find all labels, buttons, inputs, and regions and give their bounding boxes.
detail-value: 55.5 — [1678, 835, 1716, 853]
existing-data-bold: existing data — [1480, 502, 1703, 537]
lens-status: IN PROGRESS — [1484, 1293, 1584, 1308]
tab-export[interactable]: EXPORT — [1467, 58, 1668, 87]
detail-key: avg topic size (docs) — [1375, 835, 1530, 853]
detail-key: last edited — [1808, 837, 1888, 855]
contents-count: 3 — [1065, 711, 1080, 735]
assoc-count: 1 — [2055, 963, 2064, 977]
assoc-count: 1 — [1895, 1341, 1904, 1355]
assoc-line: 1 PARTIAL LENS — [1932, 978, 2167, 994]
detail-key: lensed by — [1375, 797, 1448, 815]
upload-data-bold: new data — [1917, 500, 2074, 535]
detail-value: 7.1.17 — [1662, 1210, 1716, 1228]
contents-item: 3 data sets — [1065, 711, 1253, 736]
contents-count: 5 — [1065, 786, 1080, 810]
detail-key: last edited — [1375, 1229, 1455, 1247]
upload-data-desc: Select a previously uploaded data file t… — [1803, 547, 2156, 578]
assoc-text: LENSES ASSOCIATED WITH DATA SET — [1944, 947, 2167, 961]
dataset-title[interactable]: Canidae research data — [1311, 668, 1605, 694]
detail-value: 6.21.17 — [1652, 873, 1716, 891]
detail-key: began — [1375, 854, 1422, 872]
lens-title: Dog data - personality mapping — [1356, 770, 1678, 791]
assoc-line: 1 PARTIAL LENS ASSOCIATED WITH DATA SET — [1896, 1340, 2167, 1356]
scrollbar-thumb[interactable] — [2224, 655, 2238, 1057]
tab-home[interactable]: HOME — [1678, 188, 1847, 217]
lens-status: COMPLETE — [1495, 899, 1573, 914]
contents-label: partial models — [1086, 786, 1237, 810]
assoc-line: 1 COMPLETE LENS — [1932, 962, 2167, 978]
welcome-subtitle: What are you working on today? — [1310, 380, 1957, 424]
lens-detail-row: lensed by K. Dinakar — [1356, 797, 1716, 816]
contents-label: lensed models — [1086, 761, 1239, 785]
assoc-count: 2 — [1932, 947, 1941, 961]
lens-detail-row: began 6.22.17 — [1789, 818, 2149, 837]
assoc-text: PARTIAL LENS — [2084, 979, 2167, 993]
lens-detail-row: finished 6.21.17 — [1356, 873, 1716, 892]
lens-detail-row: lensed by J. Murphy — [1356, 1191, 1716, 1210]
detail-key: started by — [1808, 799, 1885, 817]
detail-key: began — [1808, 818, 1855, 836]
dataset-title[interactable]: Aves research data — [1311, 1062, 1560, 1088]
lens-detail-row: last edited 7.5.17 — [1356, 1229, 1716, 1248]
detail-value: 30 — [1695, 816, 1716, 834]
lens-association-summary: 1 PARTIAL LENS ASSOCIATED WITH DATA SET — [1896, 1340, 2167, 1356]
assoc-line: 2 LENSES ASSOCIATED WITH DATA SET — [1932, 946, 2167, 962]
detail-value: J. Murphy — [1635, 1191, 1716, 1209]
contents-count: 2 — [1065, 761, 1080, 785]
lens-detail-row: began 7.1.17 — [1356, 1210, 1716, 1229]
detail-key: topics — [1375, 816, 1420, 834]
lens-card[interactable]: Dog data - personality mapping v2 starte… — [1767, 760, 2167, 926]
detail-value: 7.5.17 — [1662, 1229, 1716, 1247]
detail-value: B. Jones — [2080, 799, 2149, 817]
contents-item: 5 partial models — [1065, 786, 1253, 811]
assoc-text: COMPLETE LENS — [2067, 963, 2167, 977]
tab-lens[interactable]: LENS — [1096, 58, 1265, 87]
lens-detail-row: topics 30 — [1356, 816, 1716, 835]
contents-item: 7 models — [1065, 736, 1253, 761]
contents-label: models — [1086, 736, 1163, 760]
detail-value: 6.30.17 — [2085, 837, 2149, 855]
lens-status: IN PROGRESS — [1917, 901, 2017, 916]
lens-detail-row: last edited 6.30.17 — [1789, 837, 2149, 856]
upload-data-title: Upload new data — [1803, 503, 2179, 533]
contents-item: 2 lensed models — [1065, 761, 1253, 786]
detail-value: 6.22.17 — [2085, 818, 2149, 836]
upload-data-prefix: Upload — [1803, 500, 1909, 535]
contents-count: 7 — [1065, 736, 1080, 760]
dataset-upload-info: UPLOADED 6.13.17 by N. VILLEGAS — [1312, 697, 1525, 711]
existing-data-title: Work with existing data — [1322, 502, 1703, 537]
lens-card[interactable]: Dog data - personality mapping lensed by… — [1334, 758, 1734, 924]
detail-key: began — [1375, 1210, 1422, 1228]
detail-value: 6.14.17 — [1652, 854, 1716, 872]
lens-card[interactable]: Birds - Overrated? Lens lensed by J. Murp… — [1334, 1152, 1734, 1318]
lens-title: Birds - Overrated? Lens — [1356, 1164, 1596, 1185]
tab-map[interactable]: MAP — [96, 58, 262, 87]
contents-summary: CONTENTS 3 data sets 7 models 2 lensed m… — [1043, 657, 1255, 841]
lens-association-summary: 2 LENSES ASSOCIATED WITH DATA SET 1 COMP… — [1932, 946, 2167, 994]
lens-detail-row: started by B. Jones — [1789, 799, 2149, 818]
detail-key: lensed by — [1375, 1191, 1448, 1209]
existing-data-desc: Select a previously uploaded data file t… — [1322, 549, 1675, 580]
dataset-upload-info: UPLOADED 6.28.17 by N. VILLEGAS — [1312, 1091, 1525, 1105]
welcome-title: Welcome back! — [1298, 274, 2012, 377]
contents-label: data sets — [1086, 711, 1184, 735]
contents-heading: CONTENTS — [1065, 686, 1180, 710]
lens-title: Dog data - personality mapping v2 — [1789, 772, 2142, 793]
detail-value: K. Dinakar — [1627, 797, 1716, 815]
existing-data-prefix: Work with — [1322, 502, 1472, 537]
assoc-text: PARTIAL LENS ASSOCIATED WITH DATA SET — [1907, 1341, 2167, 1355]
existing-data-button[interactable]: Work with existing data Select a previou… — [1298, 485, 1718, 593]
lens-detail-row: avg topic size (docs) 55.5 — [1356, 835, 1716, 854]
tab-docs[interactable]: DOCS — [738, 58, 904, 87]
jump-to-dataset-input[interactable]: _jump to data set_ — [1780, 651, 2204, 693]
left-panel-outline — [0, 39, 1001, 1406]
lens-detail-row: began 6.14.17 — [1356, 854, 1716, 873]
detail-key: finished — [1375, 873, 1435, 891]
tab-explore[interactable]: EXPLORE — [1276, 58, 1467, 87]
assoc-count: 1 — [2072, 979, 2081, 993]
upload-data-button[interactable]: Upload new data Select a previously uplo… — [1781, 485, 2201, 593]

● ● ●

**The problem:** Rewrite the records above, changing every "assoc-count" to "association-count" and leaving everything else as it is.

**Problem solution:**
find all labels, buttons, inputs, and regions and give their bounding boxes.
detail-value: 55.5 — [1678, 835, 1716, 853]
existing-data-bold: existing data — [1480, 502, 1703, 537]
lens-status: IN PROGRESS — [1484, 1293, 1584, 1308]
tab-export[interactable]: EXPORT — [1467, 58, 1668, 87]
detail-key: avg topic size (docs) — [1375, 835, 1530, 853]
detail-key: last edited — [1808, 837, 1888, 855]
contents-count: 3 — [1065, 711, 1080, 735]
association-count: 1 — [2055, 963, 2064, 977]
association-count: 1 — [1895, 1341, 1904, 1355]
assoc-line: 1 PARTIAL LENS — [1932, 978, 2167, 994]
detail-key: lensed by — [1375, 797, 1448, 815]
upload-data-bold: new data — [1917, 500, 2074, 535]
detail-value: 7.1.17 — [1662, 1210, 1716, 1228]
contents-item: 3 data sets — [1065, 711, 1253, 736]
contents-count: 5 — [1065, 786, 1080, 810]
detail-key: last edited — [1375, 1229, 1455, 1247]
upload-data-desc: Select a previously uploaded data file t… — [1803, 547, 2156, 578]
assoc-text: LENSES ASSOCIATED WITH DATA SET — [1944, 947, 2167, 961]
dataset-title[interactable]: Canidae research data — [1311, 668, 1605, 694]
detail-value: 6.21.17 — [1652, 873, 1716, 891]
detail-key: began — [1375, 854, 1422, 872]
lens-title: Dog data - personality mapping — [1356, 770, 1678, 791]
assoc-line: 1 PARTIAL LENS ASSOCIATED WITH DATA SET — [1896, 1340, 2167, 1356]
scrollbar-thumb[interactable] — [2224, 655, 2238, 1057]
tab-home[interactable]: HOME — [1678, 188, 1847, 217]
lens-status: COMPLETE — [1495, 899, 1573, 914]
contents-label: partial models — [1086, 786, 1237, 810]
assoc-line: 1 COMPLETE LENS — [1932, 962, 2167, 978]
welcome-subtitle: What are you working on today? — [1310, 380, 1957, 424]
lens-detail-row: lensed by K. Dinakar — [1356, 797, 1716, 816]
contents-label: lensed models — [1086, 761, 1239, 785]
association-count: 2 — [1932, 947, 1941, 961]
lens-detail-row: began 6.22.17 — [1789, 818, 2149, 837]
assoc-text: PARTIAL LENS — [2084, 979, 2167, 993]
lens-detail-row: finished 6.21.17 — [1356, 873, 1716, 892]
lens-detail-row: lensed by J. Murphy — [1356, 1191, 1716, 1210]
detail-key: started by — [1808, 799, 1885, 817]
detail-key: began — [1808, 818, 1855, 836]
dataset-title[interactable]: Aves research data — [1311, 1062, 1560, 1088]
lens-detail-row: last edited 7.5.17 — [1356, 1229, 1716, 1248]
detail-value: 30 — [1695, 816, 1716, 834]
lens-association-summary: 1 PARTIAL LENS ASSOCIATED WITH DATA SET — [1896, 1340, 2167, 1356]
assoc-line: 2 LENSES ASSOCIATED WITH DATA SET — [1932, 946, 2167, 962]
detail-value: J. Murphy — [1635, 1191, 1716, 1209]
contents-count: 2 — [1065, 761, 1080, 785]
lens-detail-row: began 7.1.17 — [1356, 1210, 1716, 1229]
detail-key: topics — [1375, 816, 1420, 834]
lens-card[interactable]: Dog data - personality mapping v2 starte… — [1767, 760, 2167, 926]
detail-value: 7.5.17 — [1662, 1229, 1716, 1247]
detail-value: B. Jones — [2080, 799, 2149, 817]
contents-item: 5 partial models — [1065, 786, 1253, 811]
assoc-text: COMPLETE LENS — [2067, 963, 2167, 977]
tab-lens[interactable]: LENS — [1096, 58, 1265, 87]
lens-detail-row: topics 30 — [1356, 816, 1716, 835]
contents-item: 7 models — [1065, 736, 1253, 761]
contents-label: models — [1086, 736, 1163, 760]
detail-value: 6.30.17 — [2085, 837, 2149, 855]
lens-status: IN PROGRESS — [1917, 901, 2017, 916]
lens-detail-row: last edited 6.30.17 — [1789, 837, 2149, 856]
upload-data-title: Upload new data — [1803, 503, 2179, 533]
contents-item: 2 lensed models — [1065, 761, 1253, 786]
detail-value: 6.22.17 — [2085, 818, 2149, 836]
upload-data-prefix: Upload — [1803, 500, 1909, 535]
contents-count: 7 — [1065, 736, 1080, 760]
dataset-upload-info: UPLOADED 6.13.17 by N. VILLEGAS — [1312, 697, 1525, 711]
existing-data-title: Work with existing data — [1322, 502, 1703, 537]
lens-card[interactable]: Dog data - personality mapping lensed by… — [1334, 758, 1734, 924]
detail-key: began — [1375, 1210, 1422, 1228]
detail-value: 6.14.17 — [1652, 854, 1716, 872]
lens-card[interactable]: Birds - Overrated? Lens lensed by J. Murp… — [1334, 1152, 1734, 1318]
lens-title: Birds - Overrated? Lens — [1356, 1164, 1596, 1185]
tab-map[interactable]: MAP — [96, 58, 262, 87]
contents-summary: CONTENTS 3 data sets 7 models 2 lensed m… — [1043, 657, 1255, 841]
lens-association-summary: 2 LENSES ASSOCIATED WITH DATA SET 1 COMP… — [1932, 946, 2167, 994]
lens-detail-row: started by B. Jones — [1789, 799, 2149, 818]
detail-key: lensed by — [1375, 1191, 1448, 1209]
existing-data-desc: Select a previously uploaded data file t… — [1322, 549, 1675, 580]
dataset-upload-info: UPLOADED 6.28.17 by N. VILLEGAS — [1312, 1091, 1525, 1105]
welcome-title: Welcome back! — [1298, 274, 2012, 377]
contents-label: data sets — [1086, 711, 1184, 735]
contents-heading: CONTENTS — [1065, 686, 1180, 710]
lens-title: Dog data - personality mapping v2 — [1789, 772, 2142, 793]
detail-value: K. Dinakar — [1627, 797, 1716, 815]
existing-data-prefix: Work with — [1322, 502, 1472, 537]
assoc-text: PARTIAL LENS ASSOCIATED WITH DATA SET — [1907, 1341, 2167, 1355]
existing-data-button[interactable]: Work with existing data Select a previou… — [1298, 485, 1718, 593]
lens-detail-row: avg topic size (docs) 55.5 — [1356, 835, 1716, 854]
tab-docs[interactable]: DOCS — [738, 58, 904, 87]
jump-to-dataset-input[interactable]: _jump to data set_ — [1780, 651, 2204, 693]
left-panel-outline — [0, 39, 1001, 1406]
lens-detail-row: began 6.14.17 — [1356, 854, 1716, 873]
detail-key: finished — [1375, 873, 1435, 891]
tab-explore[interactable]: EXPLORE — [1276, 58, 1467, 87]
association-count: 1 — [2072, 979, 2081, 993]
upload-data-button[interactable]: Upload new data Select a previously uplo… — [1781, 485, 2201, 593]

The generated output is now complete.